● WHAT YOU ARE ASKED TO DO
From the entries below, copy every line that holds the word "INSERT".

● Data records
----

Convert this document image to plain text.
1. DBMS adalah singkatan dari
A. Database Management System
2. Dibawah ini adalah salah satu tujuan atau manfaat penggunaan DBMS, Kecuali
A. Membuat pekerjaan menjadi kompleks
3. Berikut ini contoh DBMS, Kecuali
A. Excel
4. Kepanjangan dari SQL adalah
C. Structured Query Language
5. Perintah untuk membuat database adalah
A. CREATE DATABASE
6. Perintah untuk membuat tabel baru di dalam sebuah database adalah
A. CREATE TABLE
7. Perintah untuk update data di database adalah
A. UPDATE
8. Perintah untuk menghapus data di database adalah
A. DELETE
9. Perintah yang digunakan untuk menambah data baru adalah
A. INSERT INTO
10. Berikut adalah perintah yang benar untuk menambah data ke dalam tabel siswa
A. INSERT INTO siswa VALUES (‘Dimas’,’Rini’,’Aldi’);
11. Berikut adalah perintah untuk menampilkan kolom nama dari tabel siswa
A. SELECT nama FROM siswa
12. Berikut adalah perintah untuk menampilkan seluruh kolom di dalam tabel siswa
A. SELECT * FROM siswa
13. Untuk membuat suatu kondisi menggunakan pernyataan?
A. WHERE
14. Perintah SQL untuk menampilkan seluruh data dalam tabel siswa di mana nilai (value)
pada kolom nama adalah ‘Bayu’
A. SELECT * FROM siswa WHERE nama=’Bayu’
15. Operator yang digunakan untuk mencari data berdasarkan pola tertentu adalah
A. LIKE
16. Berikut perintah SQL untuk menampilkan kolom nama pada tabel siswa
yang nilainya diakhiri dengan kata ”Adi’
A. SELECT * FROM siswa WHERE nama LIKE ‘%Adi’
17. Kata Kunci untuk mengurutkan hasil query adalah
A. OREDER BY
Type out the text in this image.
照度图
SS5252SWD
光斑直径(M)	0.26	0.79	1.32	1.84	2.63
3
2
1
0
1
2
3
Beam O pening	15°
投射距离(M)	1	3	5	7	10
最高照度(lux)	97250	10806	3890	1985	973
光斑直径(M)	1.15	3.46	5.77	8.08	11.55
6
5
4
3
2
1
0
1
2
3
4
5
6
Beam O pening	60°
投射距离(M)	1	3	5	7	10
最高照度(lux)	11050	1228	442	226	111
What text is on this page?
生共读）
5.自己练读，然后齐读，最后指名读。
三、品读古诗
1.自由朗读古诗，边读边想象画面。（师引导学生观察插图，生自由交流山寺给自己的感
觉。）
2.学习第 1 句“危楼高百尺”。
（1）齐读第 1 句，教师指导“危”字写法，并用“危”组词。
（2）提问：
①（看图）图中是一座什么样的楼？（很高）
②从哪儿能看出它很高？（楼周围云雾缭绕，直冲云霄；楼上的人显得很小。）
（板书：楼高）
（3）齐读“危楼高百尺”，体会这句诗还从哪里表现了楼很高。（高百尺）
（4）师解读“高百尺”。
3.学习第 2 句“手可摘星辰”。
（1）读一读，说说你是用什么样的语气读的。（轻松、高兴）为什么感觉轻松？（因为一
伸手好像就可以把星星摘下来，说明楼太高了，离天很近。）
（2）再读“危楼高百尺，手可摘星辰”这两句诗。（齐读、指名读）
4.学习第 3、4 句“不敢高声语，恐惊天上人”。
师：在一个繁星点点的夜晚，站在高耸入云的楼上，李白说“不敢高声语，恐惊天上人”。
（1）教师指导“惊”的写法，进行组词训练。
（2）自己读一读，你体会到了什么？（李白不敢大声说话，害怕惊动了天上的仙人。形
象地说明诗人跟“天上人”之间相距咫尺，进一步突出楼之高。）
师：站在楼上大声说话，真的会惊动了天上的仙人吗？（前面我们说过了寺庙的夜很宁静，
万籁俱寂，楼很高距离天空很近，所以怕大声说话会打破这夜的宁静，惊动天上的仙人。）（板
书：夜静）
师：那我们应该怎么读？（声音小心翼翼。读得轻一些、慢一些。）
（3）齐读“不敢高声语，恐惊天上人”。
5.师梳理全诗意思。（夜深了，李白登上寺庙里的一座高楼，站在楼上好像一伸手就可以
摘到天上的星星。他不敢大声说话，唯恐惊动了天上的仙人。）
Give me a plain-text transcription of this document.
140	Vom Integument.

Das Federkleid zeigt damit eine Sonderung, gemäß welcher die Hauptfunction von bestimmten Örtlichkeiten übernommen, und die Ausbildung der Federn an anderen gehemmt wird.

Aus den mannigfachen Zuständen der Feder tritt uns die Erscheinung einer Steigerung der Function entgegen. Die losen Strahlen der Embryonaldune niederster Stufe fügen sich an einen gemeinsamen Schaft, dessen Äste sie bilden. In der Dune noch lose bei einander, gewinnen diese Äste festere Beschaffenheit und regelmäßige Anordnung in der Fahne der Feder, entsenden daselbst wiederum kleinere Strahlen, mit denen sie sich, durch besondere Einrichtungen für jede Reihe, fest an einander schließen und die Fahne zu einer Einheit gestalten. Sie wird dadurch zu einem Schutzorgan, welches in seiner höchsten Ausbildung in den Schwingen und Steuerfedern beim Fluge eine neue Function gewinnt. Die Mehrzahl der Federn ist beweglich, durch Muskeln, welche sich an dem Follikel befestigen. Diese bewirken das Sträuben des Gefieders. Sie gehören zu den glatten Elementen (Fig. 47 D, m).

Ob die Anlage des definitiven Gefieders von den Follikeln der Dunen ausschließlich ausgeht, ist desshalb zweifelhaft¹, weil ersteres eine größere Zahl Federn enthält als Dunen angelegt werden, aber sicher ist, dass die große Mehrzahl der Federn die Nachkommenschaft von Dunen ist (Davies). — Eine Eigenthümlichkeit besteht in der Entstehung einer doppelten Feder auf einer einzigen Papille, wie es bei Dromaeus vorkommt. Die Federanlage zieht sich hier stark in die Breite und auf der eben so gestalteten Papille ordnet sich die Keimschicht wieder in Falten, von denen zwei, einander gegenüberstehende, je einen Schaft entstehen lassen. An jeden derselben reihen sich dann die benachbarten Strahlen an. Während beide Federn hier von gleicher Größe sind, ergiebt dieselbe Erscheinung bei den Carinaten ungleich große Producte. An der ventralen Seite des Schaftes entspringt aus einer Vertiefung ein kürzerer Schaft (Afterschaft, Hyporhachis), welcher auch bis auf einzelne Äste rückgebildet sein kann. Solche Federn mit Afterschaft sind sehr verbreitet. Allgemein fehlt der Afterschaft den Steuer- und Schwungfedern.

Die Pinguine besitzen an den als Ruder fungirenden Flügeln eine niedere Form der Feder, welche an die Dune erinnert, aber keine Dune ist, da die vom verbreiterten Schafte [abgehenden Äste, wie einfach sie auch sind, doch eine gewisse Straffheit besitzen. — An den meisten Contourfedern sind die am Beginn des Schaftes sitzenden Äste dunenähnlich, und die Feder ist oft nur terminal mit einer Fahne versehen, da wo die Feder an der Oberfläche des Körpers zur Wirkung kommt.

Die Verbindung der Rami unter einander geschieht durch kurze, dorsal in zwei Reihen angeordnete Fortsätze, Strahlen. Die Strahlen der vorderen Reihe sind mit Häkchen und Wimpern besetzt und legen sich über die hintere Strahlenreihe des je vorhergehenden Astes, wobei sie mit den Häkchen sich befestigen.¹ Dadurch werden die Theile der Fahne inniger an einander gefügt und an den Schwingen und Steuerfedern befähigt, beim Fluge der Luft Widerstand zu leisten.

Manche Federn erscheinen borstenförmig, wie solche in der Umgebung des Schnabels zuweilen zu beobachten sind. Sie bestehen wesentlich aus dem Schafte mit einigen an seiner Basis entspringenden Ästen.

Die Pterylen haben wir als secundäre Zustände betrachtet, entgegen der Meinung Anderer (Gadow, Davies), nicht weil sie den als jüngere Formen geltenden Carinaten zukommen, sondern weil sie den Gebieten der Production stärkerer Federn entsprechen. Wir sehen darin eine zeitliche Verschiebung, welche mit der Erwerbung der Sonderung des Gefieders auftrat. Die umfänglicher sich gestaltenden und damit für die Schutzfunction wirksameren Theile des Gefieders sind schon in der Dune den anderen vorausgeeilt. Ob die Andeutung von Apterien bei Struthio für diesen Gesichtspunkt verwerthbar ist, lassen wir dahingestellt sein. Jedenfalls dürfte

----

● PROBLEM SOLUTION
A. INSERT INTO
A. INSERT INTO siswa VALUES (‘Dimas’,’Rini’,’Aldi’);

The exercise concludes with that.